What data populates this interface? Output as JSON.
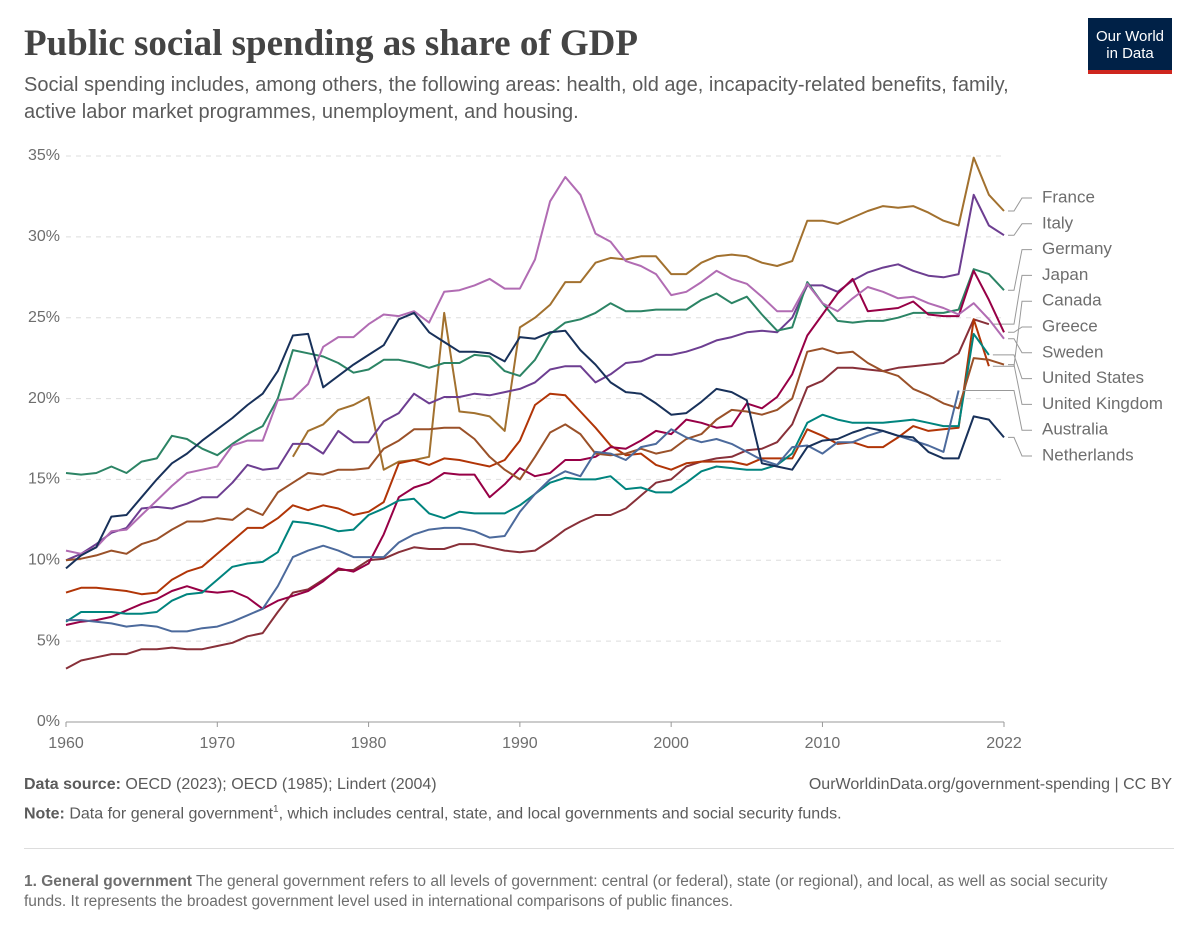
{
  "chart_data": {
    "type": "line",
    "title": "Public social spending as share of GDP",
    "subtitle": "Social spending includes, among others, the following areas: health, old age, incapacity-related benefits, family, active labor market programmes, unemployment, and housing.",
    "logo": [
      "Our World",
      "in Data"
    ],
    "source_label": "Data source:",
    "source_text": "OECD (2023); OECD (1985); Lindert (2004)",
    "url": "OurWorldinData.org/government-spending | CC BY",
    "note_label": "Note:",
    "note_text": "Data for general government",
    "note_sup": "1",
    "note_rest": ", which includes central, state, and local governments and social security funds.",
    "footnote_label": "1. General government",
    "footnote_text": "The general government refers to all levels of government: central (or federal), state (or regional), and local, as well as social security funds. It represents the broadest government level used in international comparisons of public finances.",
    "x": [
      1960,
      1961,
      1962,
      1963,
      1964,
      1965,
      1966,
      1967,
      1968,
      1969,
      1970,
      1971,
      1972,
      1973,
      1974,
      1975,
      1976,
      1977,
      1978,
      1979,
      1980,
      1981,
      1982,
      1983,
      1984,
      1985,
      1986,
      1987,
      1988,
      1989,
      1990,
      1991,
      1992,
      1993,
      1994,
      1995,
      1996,
      1997,
      1998,
      1999,
      2000,
      2001,
      2002,
      2003,
      2004,
      2005,
      2006,
      2007,
      2008,
      2009,
      2010,
      2011,
      2012,
      2013,
      2014,
      2015,
      2016,
      2017,
      2018,
      2019,
      2020,
      2021,
      2022
    ],
    "xlim": [
      1960,
      2022
    ],
    "xticks": [
      1960,
      1970,
      1980,
      1990,
      2000,
      2010,
      2022
    ],
    "ylim": [
      0,
      35
    ],
    "yticks": [
      {
        "value": 0,
        "label": "0%"
      },
      {
        "value": 5,
        "label": "5%"
      },
      {
        "value": 10,
        "label": "10%"
      },
      {
        "value": 15,
        "label": "15%"
      },
      {
        "value": 20,
        "label": "20%"
      },
      {
        "value": 25,
        "label": "25%"
      },
      {
        "value": 30,
        "label": "30%"
      },
      {
        "value": 35,
        "label": "35%"
      }
    ],
    "grid": true,
    "series": [
      {
        "name": "France",
        "color": "#a2712f",
        "values": [
          null,
          null,
          null,
          null,
          null,
          null,
          null,
          null,
          null,
          null,
          null,
          null,
          null,
          null,
          null,
          16.4,
          18.0,
          18.4,
          19.3,
          19.6,
          20.1,
          15.6,
          16.1,
          16.2,
          16.4,
          25.3,
          19.2,
          19.1,
          18.9,
          18.0,
          24.4,
          25.0,
          25.8,
          27.2,
          27.2,
          28.4,
          28.7,
          28.6,
          28.8,
          28.8,
          27.7,
          27.7,
          28.4,
          28.8,
          28.9,
          28.8,
          28.4,
          28.2,
          28.5,
          31.0,
          31.0,
          30.8,
          31.2,
          31.6,
          31.9,
          31.8,
          31.9,
          31.5,
          31.0,
          30.7,
          34.9,
          32.6,
          31.6
        ]
      },
      {
        "name": "Italy",
        "color": "#6d3e91",
        "values": [
          10.0,
          10.4,
          11.0,
          11.7,
          12.0,
          13.2,
          13.3,
          13.2,
          13.5,
          13.9,
          13.9,
          14.8,
          15.9,
          15.6,
          15.7,
          17.2,
          17.2,
          16.6,
          18.0,
          17.3,
          17.3,
          18.6,
          19.1,
          20.3,
          19.7,
          20.1,
          20.1,
          20.3,
          20.2,
          20.4,
          20.6,
          21.0,
          21.8,
          22.0,
          22.0,
          21.0,
          21.5,
          22.2,
          22.3,
          22.7,
          22.7,
          22.9,
          23.2,
          23.6,
          23.8,
          24.1,
          24.2,
          24.1,
          25.0,
          27.0,
          27.0,
          26.6,
          27.3,
          27.8,
          28.1,
          28.3,
          27.9,
          27.6,
          27.5,
          27.7,
          32.6,
          30.7,
          30.1
        ]
      },
      {
        "name": "Germany",
        "color": "#2c8465",
        "values": [
          15.4,
          15.3,
          15.4,
          15.8,
          15.4,
          16.1,
          16.3,
          17.7,
          17.5,
          16.9,
          16.5,
          17.2,
          17.8,
          18.3,
          20.0,
          23.0,
          22.8,
          22.6,
          22.2,
          21.6,
          21.8,
          22.4,
          22.4,
          22.2,
          21.9,
          22.2,
          22.2,
          22.7,
          22.6,
          21.7,
          21.4,
          22.4,
          24.0,
          24.7,
          24.9,
          25.3,
          25.9,
          25.4,
          25.4,
          25.5,
          25.5,
          25.5,
          26.1,
          26.5,
          25.9,
          26.3,
          25.2,
          24.2,
          24.4,
          27.2,
          25.9,
          24.8,
          24.7,
          24.8,
          24.8,
          25.0,
          25.3,
          25.3,
          25.3,
          25.5,
          28.0,
          27.7,
          26.7
        ]
      },
      {
        "name": "Japan",
        "color": "#883039",
        "values": [
          3.3,
          3.8,
          4.0,
          4.2,
          4.2,
          4.5,
          4.5,
          4.6,
          4.5,
          4.5,
          4.7,
          4.9,
          5.3,
          5.5,
          6.8,
          8.0,
          8.2,
          8.8,
          9.4,
          9.4,
          10.0,
          10.1,
          10.5,
          10.8,
          10.7,
          10.7,
          11.0,
          11.0,
          10.8,
          10.6,
          10.5,
          10.6,
          11.2,
          11.9,
          12.4,
          12.8,
          12.8,
          13.2,
          14.0,
          14.8,
          15.0,
          15.8,
          16.1,
          16.3,
          16.4,
          16.8,
          16.9,
          17.3,
          18.4,
          20.7,
          21.1,
          21.9,
          21.9,
          21.8,
          21.7,
          21.9,
          22.0,
          22.1,
          22.2,
          22.8,
          24.9,
          24.6,
          null
        ]
      },
      {
        "name": "Canada",
        "color": "#b13507",
        "values": [
          8.0,
          8.3,
          8.3,
          8.2,
          8.1,
          7.9,
          8.0,
          8.8,
          9.3,
          9.6,
          10.4,
          11.2,
          12.0,
          12.0,
          12.6,
          13.4,
          13.1,
          13.4,
          13.2,
          12.8,
          13.0,
          13.6,
          16.0,
          16.2,
          15.9,
          16.3,
          16.2,
          16.0,
          15.8,
          16.2,
          17.4,
          19.6,
          20.3,
          20.2,
          19.2,
          18.2,
          17.1,
          16.5,
          16.6,
          15.9,
          15.6,
          16.0,
          16.1,
          16.1,
          16.1,
          15.9,
          16.3,
          16.3,
          16.3,
          18.1,
          17.7,
          17.2,
          17.3,
          17.0,
          17.0,
          17.6,
          18.3,
          18.0,
          18.1,
          18.2,
          24.9,
          22.0,
          null
        ]
      },
      {
        "name": "Greece",
        "color": "#970046",
        "values": [
          6.0,
          6.2,
          6.3,
          6.5,
          6.9,
          7.3,
          7.6,
          8.1,
          8.4,
          8.1,
          8.0,
          8.1,
          7.7,
          7.0,
          7.5,
          7.8,
          8.1,
          8.7,
          9.5,
          9.3,
          9.8,
          11.6,
          13.9,
          14.5,
          14.8,
          15.4,
          15.3,
          15.3,
          13.9,
          14.7,
          15.7,
          15.2,
          15.4,
          16.2,
          16.2,
          16.4,
          17.0,
          16.9,
          17.4,
          18.0,
          17.8,
          18.7,
          18.5,
          18.2,
          18.3,
          19.7,
          19.4,
          20.1,
          21.5,
          23.9,
          25.2,
          26.5,
          27.4,
          25.4,
          25.5,
          25.6,
          26.0,
          25.2,
          25.1,
          25.1,
          27.9,
          26.1,
          24.1
        ]
      },
      {
        "name": "Sweden",
        "color": "#b16cb3",
        "values": [
          10.6,
          10.4,
          10.8,
          11.8,
          11.9,
          12.8,
          13.7,
          14.6,
          15.4,
          15.6,
          15.8,
          17.1,
          17.4,
          17.4,
          19.9,
          20.0,
          20.9,
          23.2,
          23.8,
          23.8,
          24.6,
          25.2,
          25.1,
          25.4,
          24.7,
          26.6,
          26.7,
          27.0,
          27.4,
          26.8,
          26.8,
          28.6,
          32.2,
          33.7,
          32.6,
          30.2,
          29.7,
          28.5,
          28.2,
          27.7,
          26.4,
          26.6,
          27.2,
          27.9,
          27.4,
          27.1,
          26.3,
          25.4,
          25.4,
          27.1,
          25.9,
          25.4,
          26.2,
          26.9,
          26.6,
          26.2,
          26.3,
          25.9,
          25.6,
          25.2,
          25.9,
          24.9,
          23.7
        ]
      },
      {
        "name": "United States",
        "color": "#00847e",
        "values": [
          6.2,
          6.8,
          6.8,
          6.8,
          6.7,
          6.7,
          6.8,
          7.5,
          7.9,
          8.0,
          8.8,
          9.6,
          9.8,
          9.9,
          10.5,
          12.4,
          12.3,
          12.1,
          11.8,
          11.9,
          12.8,
          13.2,
          13.7,
          13.8,
          12.9,
          12.6,
          13.0,
          12.9,
          12.9,
          12.9,
          13.4,
          14.1,
          14.8,
          15.1,
          15.0,
          15.0,
          15.2,
          14.4,
          14.5,
          14.2,
          14.2,
          14.8,
          15.5,
          15.8,
          15.7,
          15.6,
          15.6,
          15.9,
          16.6,
          18.5,
          19.0,
          18.7,
          18.5,
          18.5,
          18.5,
          18.6,
          18.7,
          18.5,
          18.3,
          18.3,
          24.0,
          22.7,
          null
        ]
      },
      {
        "name": "United Kingdom",
        "color": "#9a5129",
        "values": [
          10.0,
          10.1,
          10.3,
          10.6,
          10.4,
          11.0,
          11.3,
          11.9,
          12.4,
          12.4,
          12.6,
          12.5,
          13.2,
          12.8,
          14.2,
          14.8,
          15.4,
          15.3,
          15.6,
          15.6,
          15.7,
          16.9,
          17.4,
          18.1,
          18.1,
          18.2,
          18.2,
          17.5,
          16.4,
          15.6,
          15.0,
          16.4,
          17.9,
          18.4,
          17.8,
          16.6,
          16.5,
          16.6,
          16.9,
          16.6,
          16.8,
          17.5,
          17.8,
          18.7,
          19.3,
          19.2,
          19.0,
          19.3,
          20.0,
          22.9,
          23.1,
          22.8,
          22.9,
          22.2,
          21.7,
          21.4,
          20.6,
          20.2,
          19.7,
          19.4,
          22.5,
          22.4,
          22.1
        ]
      },
      {
        "name": "Australia",
        "color": "#4c6a9c",
        "values": [
          6.3,
          6.3,
          6.2,
          6.1,
          5.9,
          6.0,
          5.9,
          5.6,
          5.6,
          5.8,
          5.9,
          6.2,
          6.6,
          7.0,
          8.4,
          10.2,
          10.6,
          10.9,
          10.6,
          10.2,
          10.2,
          10.2,
          11.1,
          11.6,
          11.9,
          12.0,
          12.0,
          11.8,
          11.4,
          11.5,
          13.0,
          14.1,
          15.0,
          15.5,
          15.2,
          16.7,
          16.6,
          16.2,
          17.0,
          17.2,
          18.1,
          17.6,
          17.3,
          17.5,
          17.2,
          16.7,
          16.2,
          15.9,
          17.0,
          17.1,
          16.6,
          17.3,
          17.3,
          17.7,
          18.0,
          17.7,
          17.4,
          17.1,
          16.7,
          20.5,
          null,
          null,
          null
        ]
      },
      {
        "name": "Netherlands",
        "color": "#18315a",
        "values": [
          9.5,
          10.3,
          10.8,
          12.7,
          12.8,
          13.9,
          15.0,
          16.0,
          16.6,
          17.4,
          18.1,
          18.8,
          19.6,
          20.3,
          21.7,
          23.9,
          24.0,
          20.7,
          21.4,
          22.1,
          22.7,
          23.3,
          24.9,
          25.3,
          24.1,
          23.5,
          22.9,
          22.9,
          22.8,
          22.3,
          23.8,
          23.7,
          24.1,
          24.2,
          23.0,
          22.1,
          21.0,
          20.4,
          20.3,
          19.7,
          19.0,
          19.1,
          19.8,
          20.6,
          20.4,
          19.9,
          16.0,
          15.8,
          15.6,
          17.0,
          17.4,
          17.5,
          17.9,
          18.2,
          18.0,
          17.7,
          17.6,
          16.7,
          16.3,
          16.3,
          18.9,
          18.7,
          17.6
        ]
      }
    ]
  }
}
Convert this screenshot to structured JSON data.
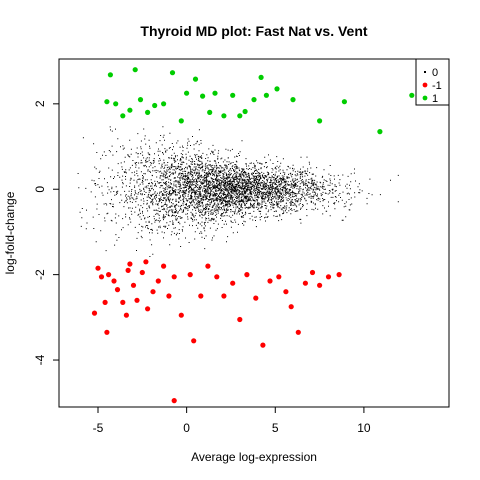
{
  "chart_data": {
    "type": "scatter",
    "title": "Thyroid MD plot: Fast Nat vs. Vent",
    "xlabel": "Average log-expression",
    "ylabel": "log-fold-change",
    "xlim": [
      -7.2,
      14.8
    ],
    "ylim": [
      -5.1,
      3.05
    ],
    "xticks": [
      "-5",
      "0",
      "5",
      "10"
    ],
    "yticks": [
      "-4",
      "-2",
      "0",
      "2"
    ],
    "grid": false,
    "legend_position": "top-right",
    "legend": [
      {
        "label": "0",
        "color": "#000000"
      },
      {
        "label": "-1",
        "color": "#ff0000"
      },
      {
        "label": "1",
        "color": "#00cd00"
      }
    ],
    "background_cloud": {
      "series": "0",
      "x_range": [
        -6.3,
        14.2
      ],
      "y_range": [
        -1.6,
        1.6
      ],
      "center": [
        2.0,
        0.0
      ]
    },
    "series": [
      {
        "name": "1",
        "color": "#00cd00",
        "points": [
          [
            -4.5,
            2.05
          ],
          [
            -4.3,
            2.68
          ],
          [
            -4.0,
            2.0
          ],
          [
            -3.6,
            1.72
          ],
          [
            -3.2,
            1.85
          ],
          [
            -2.9,
            2.8
          ],
          [
            -2.6,
            2.1
          ],
          [
            -2.2,
            1.8
          ],
          [
            -1.8,
            1.96
          ],
          [
            -1.3,
            2.0
          ],
          [
            -0.8,
            2.73
          ],
          [
            -0.3,
            1.6
          ],
          [
            0.0,
            2.25
          ],
          [
            0.5,
            2.58
          ],
          [
            0.9,
            2.18
          ],
          [
            1.3,
            1.8
          ],
          [
            1.6,
            2.25
          ],
          [
            2.1,
            1.72
          ],
          [
            2.6,
            2.2
          ],
          [
            3.0,
            1.72
          ],
          [
            3.3,
            1.82
          ],
          [
            3.8,
            2.1
          ],
          [
            4.2,
            2.62
          ],
          [
            4.5,
            2.2
          ],
          [
            5.1,
            2.35
          ],
          [
            6.0,
            2.1
          ],
          [
            7.5,
            1.6
          ],
          [
            8.9,
            2.05
          ],
          [
            10.9,
            1.35
          ],
          [
            12.7,
            2.2
          ]
        ]
      },
      {
        "name": "-1",
        "color": "#ff0000",
        "points": [
          [
            -5.2,
            -2.9
          ],
          [
            -5.0,
            -1.85
          ],
          [
            -4.8,
            -2.05
          ],
          [
            -4.6,
            -2.65
          ],
          [
            -4.4,
            -2.0
          ],
          [
            -4.1,
            -2.15
          ],
          [
            -3.9,
            -2.35
          ],
          [
            -3.6,
            -2.65
          ],
          [
            -3.4,
            -2.95
          ],
          [
            -3.2,
            -1.75
          ],
          [
            -3.0,
            -2.25
          ],
          [
            -2.8,
            -2.6
          ],
          [
            -2.5,
            -1.95
          ],
          [
            -2.2,
            -2.8
          ],
          [
            -1.9,
            -2.4
          ],
          [
            -1.6,
            -2.15
          ],
          [
            -1.3,
            -1.8
          ],
          [
            -1.0,
            -2.5
          ],
          [
            -0.7,
            -2.05
          ],
          [
            -0.3,
            -2.95
          ],
          [
            0.2,
            -2.0
          ],
          [
            0.4,
            -3.55
          ],
          [
            0.8,
            -2.5
          ],
          [
            1.2,
            -1.8
          ],
          [
            1.7,
            -2.05
          ],
          [
            2.1,
            -2.5
          ],
          [
            2.6,
            -2.2
          ],
          [
            3.0,
            -3.05
          ],
          [
            3.4,
            -2.0
          ],
          [
            3.9,
            -2.55
          ],
          [
            4.3,
            -3.65
          ],
          [
            4.7,
            -2.15
          ],
          [
            5.2,
            -2.05
          ],
          [
            5.6,
            -2.4
          ],
          [
            5.9,
            -2.75
          ],
          [
            6.3,
            -3.35
          ],
          [
            6.7,
            -2.2
          ],
          [
            7.1,
            -1.95
          ],
          [
            7.5,
            -2.25
          ],
          [
            8.0,
            -2.05
          ],
          [
            8.6,
            -2.0
          ],
          [
            -4.5,
            -3.35
          ],
          [
            -3.3,
            -1.9
          ],
          [
            -2.3,
            -1.7
          ],
          [
            -0.7,
            -4.95
          ]
        ]
      }
    ]
  }
}
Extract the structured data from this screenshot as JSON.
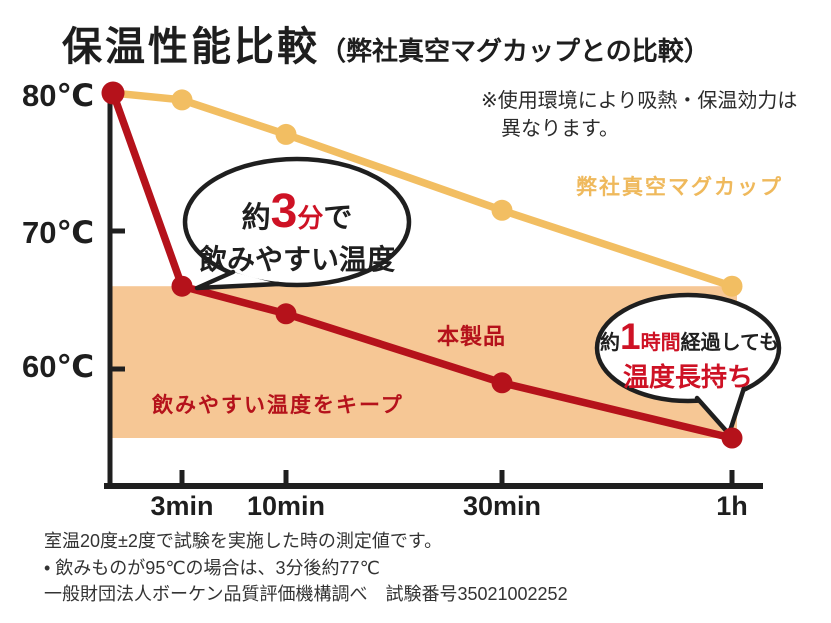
{
  "title": {
    "main": "保温性能比較",
    "sub": "（弊社真空マグカップとの比較）"
  },
  "note": {
    "line1": "※使用環境により吸熱・保温効力は",
    "line2": "異なります。"
  },
  "chart_data": {
    "type": "line",
    "title": "保温性能比較（弊社真空マグカップとの比較）",
    "x_minutes": [
      0,
      3,
      10,
      30,
      60
    ],
    "x_tick_labels": [
      "3min",
      "10min",
      "30min",
      "1h"
    ],
    "y_tick_labels": [
      "80℃",
      "70℃",
      "60℃"
    ],
    "y_tick_values": [
      80,
      70,
      60
    ],
    "ylim": [
      52,
      81
    ],
    "grid": false,
    "series": [
      {
        "name": "弊社真空マグカップ",
        "color": "#F2BE62",
        "values": [
          80,
          79.5,
          77,
          71.5,
          66
        ]
      },
      {
        "name": "本製品",
        "color": "#B5121B",
        "values": [
          80,
          66,
          64,
          59,
          55
        ]
      }
    ],
    "band": {
      "temp_from": 55,
      "temp_to": 66,
      "color": "#F6C795",
      "label": "飲みやすい温度をキープ"
    }
  },
  "annotations": {
    "bubble_3min": {
      "prefix": "約",
      "big": "3",
      "unit": "分",
      "suffix": "で",
      "line2": "飲みやすい温度"
    },
    "bubble_1h": {
      "prefix": "約",
      "big": "1",
      "unit": "時間",
      "suffix": "経過しても",
      "line2": "温度長持ち"
    }
  },
  "footer": {
    "line1": "室温20度±2度で試験を実施した時の測定値です。",
    "line2": "• 飲みものが95℃の場合は、3分後約77℃",
    "line3": "一般財団法人ボーケン品質評価機構調べ　試験番号35021002252"
  },
  "colors": {
    "red": "#B5121B",
    "bright_red": "#CE1225",
    "yellow": "#EFB95C",
    "band": "#F6C795",
    "axis": "#1F1F1F",
    "text": "#1E1E1E",
    "footer_text": "#333333"
  }
}
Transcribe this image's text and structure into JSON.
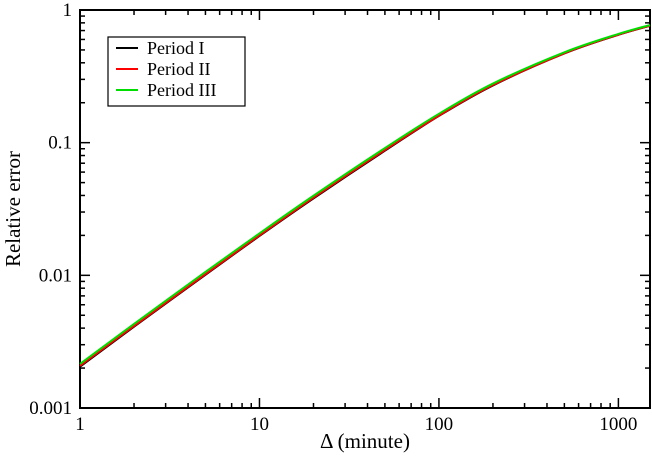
{
  "chart_data": {
    "type": "line",
    "title": "",
    "xlabel": "Δ (minute)",
    "ylabel": "Relative error",
    "xscale": "log",
    "yscale": "log",
    "xlim": [
      1,
      1500
    ],
    "ylim": [
      0.001,
      1
    ],
    "x_ticks": [
      1,
      10,
      100,
      1000
    ],
    "x_tick_labels": [
      "1",
      "10",
      "100",
      "1000"
    ],
    "y_ticks": [
      0.001,
      0.01,
      0.1,
      1
    ],
    "y_tick_labels": [
      "0.001",
      "0.01",
      "0.1",
      "1"
    ],
    "grid": false,
    "legend_position": "top-left",
    "x": [
      1,
      2,
      5,
      10,
      20,
      50,
      100,
      200,
      500,
      1000,
      1500
    ],
    "series": [
      {
        "name": "Period I",
        "color": "#000000",
        "values": [
          0.00205,
          0.0041,
          0.0101,
          0.0198,
          0.038,
          0.087,
          0.159,
          0.27,
          0.47,
          0.65,
          0.76
        ]
      },
      {
        "name": "Period II",
        "color": "#ff0000",
        "values": [
          0.00208,
          0.00415,
          0.0102,
          0.02,
          0.0385,
          0.088,
          0.16,
          0.272,
          0.472,
          0.652,
          0.762
        ]
      },
      {
        "name": "Period III",
        "color": "#00dd00",
        "values": [
          0.00215,
          0.0043,
          0.0106,
          0.0207,
          0.0398,
          0.091,
          0.165,
          0.279,
          0.48,
          0.66,
          0.77
        ]
      }
    ]
  }
}
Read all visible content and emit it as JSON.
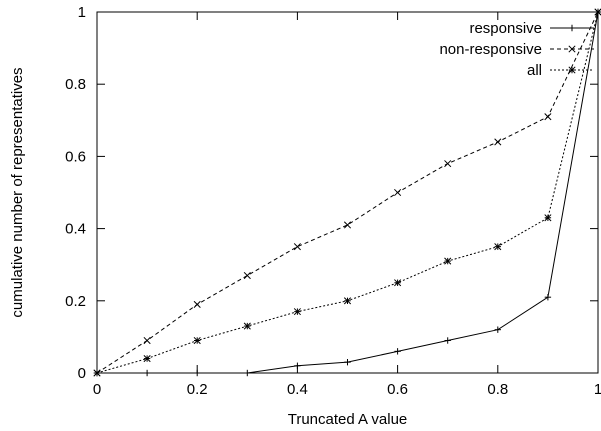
{
  "chart_data": {
    "type": "line",
    "title": "",
    "xlabel": "Truncated A value",
    "ylabel": "cumulative number of representatives",
    "xlim": [
      0,
      1
    ],
    "ylim": [
      0,
      1
    ],
    "x_ticks": [
      "0",
      "0.2",
      "0.4",
      "0.6",
      "0.8",
      "1"
    ],
    "y_ticks": [
      "0",
      "0.2",
      "0.4",
      "0.6",
      "0.8",
      "1"
    ],
    "grid": false,
    "legend_position": "top-right",
    "x": [
      0,
      0.1,
      0.2,
      0.3,
      0.4,
      0.5,
      0.6,
      0.7,
      0.8,
      0.9,
      1.0
    ],
    "series": [
      {
        "name": "responsive",
        "line_style": "solid",
        "marker": "plus",
        "color": "#000000",
        "values": [
          0,
          0,
          0,
          0,
          0.02,
          0.03,
          0.06,
          0.09,
          0.12,
          0.21,
          1.0
        ]
      },
      {
        "name": "non-responsive",
        "line_style": "dashed",
        "marker": "cross",
        "color": "#000000",
        "values": [
          0,
          0.09,
          0.19,
          0.27,
          0.35,
          0.41,
          0.5,
          0.58,
          0.64,
          0.71,
          1.0
        ]
      },
      {
        "name": "all",
        "line_style": "dotted",
        "marker": "star",
        "color": "#000000",
        "values": [
          0,
          0.04,
          0.09,
          0.13,
          0.17,
          0.2,
          0.25,
          0.31,
          0.35,
          0.43,
          1.0
        ]
      }
    ]
  }
}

## INSTRUCTION:
Using the data above, say how many lines include "this". No other reply is needed.

## RESULT:
4